#### Task statement
Among the records that follow, count the lines with the string "Intelligence"; report only that count.

#### Data extract
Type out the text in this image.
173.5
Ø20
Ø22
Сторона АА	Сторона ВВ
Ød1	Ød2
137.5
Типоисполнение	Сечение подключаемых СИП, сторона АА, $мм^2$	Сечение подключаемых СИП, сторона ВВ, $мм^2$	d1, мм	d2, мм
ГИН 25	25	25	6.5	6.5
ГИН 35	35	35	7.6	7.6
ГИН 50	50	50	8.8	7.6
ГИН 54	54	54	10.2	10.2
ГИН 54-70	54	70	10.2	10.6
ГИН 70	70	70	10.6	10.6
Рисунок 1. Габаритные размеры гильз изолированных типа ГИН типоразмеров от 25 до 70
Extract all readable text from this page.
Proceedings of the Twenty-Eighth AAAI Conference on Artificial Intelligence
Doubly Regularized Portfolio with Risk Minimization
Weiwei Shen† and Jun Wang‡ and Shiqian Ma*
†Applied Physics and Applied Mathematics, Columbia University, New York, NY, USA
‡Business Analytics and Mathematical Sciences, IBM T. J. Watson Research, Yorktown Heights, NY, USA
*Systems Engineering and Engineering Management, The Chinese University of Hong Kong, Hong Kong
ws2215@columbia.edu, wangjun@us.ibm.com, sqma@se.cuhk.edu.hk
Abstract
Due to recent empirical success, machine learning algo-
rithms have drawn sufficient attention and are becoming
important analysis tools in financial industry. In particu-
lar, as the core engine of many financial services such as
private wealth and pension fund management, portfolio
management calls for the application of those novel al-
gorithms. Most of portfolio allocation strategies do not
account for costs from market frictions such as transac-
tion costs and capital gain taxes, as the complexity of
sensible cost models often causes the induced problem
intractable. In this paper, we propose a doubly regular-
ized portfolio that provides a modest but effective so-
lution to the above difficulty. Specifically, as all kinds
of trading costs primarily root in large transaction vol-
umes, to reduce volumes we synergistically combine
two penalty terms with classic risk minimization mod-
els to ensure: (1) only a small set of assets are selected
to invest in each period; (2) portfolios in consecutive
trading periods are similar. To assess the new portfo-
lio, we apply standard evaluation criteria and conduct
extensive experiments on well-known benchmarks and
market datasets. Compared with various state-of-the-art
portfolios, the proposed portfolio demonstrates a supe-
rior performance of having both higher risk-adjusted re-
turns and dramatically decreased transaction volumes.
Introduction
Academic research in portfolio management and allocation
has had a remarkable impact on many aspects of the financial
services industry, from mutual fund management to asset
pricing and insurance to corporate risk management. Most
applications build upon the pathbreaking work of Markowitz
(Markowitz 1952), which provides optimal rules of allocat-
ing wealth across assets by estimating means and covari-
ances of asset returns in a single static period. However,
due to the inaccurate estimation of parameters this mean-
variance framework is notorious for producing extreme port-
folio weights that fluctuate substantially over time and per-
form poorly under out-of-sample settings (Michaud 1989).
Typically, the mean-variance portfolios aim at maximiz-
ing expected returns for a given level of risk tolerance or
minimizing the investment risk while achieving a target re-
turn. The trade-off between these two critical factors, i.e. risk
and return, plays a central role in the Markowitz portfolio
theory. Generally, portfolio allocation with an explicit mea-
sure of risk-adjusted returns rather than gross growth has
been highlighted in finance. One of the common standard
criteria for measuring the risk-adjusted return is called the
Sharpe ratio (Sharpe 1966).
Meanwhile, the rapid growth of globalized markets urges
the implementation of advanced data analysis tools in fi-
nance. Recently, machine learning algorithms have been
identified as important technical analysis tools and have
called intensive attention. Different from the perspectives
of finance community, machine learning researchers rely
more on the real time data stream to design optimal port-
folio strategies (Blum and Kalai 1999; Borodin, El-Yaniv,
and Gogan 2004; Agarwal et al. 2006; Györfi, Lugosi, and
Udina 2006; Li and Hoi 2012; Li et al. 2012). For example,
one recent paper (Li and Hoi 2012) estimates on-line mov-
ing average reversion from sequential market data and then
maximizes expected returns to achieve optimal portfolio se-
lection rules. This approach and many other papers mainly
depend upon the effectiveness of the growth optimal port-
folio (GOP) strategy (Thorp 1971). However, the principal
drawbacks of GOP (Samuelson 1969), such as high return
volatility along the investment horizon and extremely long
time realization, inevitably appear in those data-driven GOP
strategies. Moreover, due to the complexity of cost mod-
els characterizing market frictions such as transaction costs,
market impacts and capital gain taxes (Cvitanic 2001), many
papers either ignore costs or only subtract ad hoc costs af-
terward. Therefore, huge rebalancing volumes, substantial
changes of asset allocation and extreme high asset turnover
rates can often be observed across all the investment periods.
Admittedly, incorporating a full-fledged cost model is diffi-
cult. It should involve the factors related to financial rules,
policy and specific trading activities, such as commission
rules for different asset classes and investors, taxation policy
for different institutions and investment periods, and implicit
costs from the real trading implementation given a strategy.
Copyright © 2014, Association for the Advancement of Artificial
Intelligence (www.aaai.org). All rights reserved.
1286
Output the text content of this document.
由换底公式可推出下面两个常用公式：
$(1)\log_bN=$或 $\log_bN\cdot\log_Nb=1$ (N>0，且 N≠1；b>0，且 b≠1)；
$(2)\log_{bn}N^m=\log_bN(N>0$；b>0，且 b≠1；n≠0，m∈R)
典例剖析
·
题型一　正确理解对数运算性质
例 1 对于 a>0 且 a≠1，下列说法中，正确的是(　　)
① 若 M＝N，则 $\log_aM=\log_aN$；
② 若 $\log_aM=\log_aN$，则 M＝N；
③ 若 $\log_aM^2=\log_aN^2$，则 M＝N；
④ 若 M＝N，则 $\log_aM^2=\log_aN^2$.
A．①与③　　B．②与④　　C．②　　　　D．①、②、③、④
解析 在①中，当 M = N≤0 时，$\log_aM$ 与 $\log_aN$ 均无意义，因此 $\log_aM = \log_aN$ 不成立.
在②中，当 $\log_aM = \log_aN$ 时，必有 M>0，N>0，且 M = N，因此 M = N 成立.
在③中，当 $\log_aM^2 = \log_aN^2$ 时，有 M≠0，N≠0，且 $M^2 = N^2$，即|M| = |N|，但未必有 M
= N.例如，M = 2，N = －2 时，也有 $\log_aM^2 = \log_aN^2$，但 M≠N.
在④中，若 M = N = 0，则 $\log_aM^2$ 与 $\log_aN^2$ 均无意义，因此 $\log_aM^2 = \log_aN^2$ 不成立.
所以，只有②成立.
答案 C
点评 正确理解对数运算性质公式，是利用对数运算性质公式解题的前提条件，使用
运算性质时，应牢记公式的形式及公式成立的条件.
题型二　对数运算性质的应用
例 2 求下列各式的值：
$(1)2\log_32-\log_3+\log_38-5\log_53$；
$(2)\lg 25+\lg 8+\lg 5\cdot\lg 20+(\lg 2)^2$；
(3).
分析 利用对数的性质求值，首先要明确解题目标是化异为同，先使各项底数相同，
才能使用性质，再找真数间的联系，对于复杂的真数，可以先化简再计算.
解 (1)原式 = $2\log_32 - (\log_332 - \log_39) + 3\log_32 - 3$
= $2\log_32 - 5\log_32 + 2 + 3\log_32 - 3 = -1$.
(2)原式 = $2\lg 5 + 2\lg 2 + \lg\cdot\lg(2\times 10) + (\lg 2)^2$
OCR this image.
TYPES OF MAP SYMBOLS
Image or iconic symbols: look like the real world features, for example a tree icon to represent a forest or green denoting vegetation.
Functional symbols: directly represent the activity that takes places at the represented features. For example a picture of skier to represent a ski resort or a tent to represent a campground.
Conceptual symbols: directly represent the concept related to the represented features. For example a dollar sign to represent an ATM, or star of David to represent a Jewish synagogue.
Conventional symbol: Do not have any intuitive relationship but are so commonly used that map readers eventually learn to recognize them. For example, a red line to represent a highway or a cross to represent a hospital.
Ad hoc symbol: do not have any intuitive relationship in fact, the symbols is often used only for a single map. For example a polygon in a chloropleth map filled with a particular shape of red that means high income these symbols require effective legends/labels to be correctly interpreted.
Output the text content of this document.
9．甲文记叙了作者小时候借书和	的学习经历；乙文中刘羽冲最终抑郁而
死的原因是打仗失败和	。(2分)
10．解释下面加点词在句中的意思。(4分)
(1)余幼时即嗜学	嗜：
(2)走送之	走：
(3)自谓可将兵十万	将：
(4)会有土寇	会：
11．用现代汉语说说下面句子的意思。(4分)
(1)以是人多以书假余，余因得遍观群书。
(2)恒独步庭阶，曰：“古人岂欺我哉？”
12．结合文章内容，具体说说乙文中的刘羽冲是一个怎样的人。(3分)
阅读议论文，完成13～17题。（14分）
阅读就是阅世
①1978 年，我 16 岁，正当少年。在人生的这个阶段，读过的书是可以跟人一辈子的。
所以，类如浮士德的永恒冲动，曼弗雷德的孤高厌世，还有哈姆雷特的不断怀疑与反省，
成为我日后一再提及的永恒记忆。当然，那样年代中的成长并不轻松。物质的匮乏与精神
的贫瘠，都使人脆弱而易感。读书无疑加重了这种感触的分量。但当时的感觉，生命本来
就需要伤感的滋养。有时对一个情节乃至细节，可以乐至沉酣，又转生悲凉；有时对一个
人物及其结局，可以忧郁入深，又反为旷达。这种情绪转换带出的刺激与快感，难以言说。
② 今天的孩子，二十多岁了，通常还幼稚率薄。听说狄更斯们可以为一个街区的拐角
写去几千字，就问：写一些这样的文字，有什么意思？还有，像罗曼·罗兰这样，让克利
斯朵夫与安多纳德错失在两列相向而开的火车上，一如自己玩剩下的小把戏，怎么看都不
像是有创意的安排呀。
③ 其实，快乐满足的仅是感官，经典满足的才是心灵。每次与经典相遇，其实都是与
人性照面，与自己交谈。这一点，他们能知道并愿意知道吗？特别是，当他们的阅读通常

#### Completed task
2